The data:

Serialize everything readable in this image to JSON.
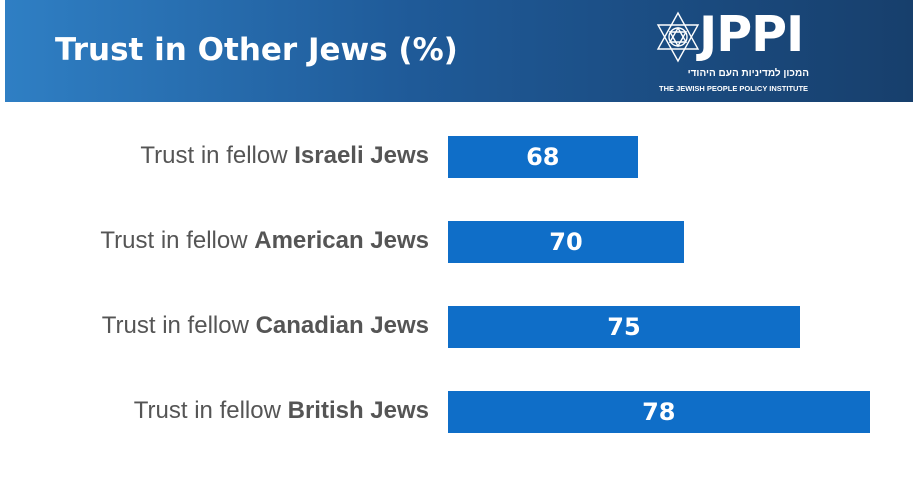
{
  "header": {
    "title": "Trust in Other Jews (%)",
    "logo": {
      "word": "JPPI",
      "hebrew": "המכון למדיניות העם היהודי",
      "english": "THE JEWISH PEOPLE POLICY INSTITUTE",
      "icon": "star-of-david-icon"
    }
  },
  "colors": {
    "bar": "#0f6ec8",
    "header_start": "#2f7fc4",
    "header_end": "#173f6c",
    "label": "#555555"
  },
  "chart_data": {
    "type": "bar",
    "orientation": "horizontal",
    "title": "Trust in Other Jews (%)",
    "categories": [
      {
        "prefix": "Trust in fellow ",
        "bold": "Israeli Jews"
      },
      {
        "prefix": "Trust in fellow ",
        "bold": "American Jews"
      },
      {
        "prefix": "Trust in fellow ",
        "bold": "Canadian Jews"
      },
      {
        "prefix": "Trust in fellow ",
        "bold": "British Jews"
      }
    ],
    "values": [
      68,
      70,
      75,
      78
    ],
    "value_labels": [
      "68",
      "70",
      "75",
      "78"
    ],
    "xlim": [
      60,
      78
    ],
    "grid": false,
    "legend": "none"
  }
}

--

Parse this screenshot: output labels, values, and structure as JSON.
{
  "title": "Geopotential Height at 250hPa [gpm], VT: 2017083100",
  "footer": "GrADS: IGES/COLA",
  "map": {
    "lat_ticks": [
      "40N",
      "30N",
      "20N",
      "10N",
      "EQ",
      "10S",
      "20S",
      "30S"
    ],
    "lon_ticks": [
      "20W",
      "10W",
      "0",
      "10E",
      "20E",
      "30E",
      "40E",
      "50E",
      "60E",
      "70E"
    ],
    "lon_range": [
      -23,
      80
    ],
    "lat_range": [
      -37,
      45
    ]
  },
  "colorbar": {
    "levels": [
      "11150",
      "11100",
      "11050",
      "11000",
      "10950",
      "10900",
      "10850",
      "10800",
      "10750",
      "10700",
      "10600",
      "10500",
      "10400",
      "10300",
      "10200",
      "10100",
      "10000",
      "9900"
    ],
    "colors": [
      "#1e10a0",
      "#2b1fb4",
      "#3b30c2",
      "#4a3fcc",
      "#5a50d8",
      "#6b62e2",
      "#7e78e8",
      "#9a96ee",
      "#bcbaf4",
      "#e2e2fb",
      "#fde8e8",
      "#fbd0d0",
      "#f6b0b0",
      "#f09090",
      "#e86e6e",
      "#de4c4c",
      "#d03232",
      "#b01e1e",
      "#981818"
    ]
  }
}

* * *

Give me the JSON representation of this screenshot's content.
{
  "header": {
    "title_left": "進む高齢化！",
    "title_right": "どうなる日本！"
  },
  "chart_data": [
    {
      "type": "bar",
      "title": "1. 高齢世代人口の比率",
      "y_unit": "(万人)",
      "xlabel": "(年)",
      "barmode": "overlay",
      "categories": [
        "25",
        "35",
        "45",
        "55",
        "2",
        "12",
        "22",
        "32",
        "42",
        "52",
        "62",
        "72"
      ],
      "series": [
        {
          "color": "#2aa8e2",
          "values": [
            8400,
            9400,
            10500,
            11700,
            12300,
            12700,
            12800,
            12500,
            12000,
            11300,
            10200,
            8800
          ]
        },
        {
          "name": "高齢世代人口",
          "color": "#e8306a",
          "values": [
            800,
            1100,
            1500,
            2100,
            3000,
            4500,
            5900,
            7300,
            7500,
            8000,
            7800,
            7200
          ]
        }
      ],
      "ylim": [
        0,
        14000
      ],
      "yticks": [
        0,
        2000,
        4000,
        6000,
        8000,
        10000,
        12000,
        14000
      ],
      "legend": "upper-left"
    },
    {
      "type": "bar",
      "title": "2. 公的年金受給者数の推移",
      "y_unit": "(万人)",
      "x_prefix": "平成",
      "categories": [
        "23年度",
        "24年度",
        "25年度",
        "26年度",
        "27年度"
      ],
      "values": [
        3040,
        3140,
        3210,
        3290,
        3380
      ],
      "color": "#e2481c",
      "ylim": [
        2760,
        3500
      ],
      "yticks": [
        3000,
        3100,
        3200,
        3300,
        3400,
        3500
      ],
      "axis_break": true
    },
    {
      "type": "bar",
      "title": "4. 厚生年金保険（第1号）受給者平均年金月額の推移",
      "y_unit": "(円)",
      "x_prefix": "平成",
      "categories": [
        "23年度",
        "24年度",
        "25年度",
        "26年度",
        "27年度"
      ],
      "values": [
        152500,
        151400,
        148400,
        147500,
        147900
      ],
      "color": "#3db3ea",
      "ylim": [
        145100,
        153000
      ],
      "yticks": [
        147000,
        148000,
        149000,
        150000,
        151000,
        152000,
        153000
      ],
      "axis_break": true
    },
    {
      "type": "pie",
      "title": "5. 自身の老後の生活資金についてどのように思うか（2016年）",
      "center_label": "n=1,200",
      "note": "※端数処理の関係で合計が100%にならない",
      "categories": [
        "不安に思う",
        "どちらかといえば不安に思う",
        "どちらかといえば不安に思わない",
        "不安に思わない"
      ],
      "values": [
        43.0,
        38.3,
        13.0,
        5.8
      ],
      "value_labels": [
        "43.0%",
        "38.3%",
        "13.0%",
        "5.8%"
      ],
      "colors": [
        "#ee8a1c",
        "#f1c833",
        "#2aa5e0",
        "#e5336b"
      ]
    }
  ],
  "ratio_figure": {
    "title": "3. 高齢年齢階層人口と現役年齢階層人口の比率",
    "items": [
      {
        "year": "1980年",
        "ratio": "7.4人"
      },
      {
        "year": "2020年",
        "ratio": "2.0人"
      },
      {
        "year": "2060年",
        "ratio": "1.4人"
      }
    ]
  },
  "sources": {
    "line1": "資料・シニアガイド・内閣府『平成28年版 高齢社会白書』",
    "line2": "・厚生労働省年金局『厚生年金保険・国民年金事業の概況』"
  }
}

Do this: Of all the lines in the listing above, how many contain the word "厚生年金保険"? Answer with the number alone.

Answer to this problem: 2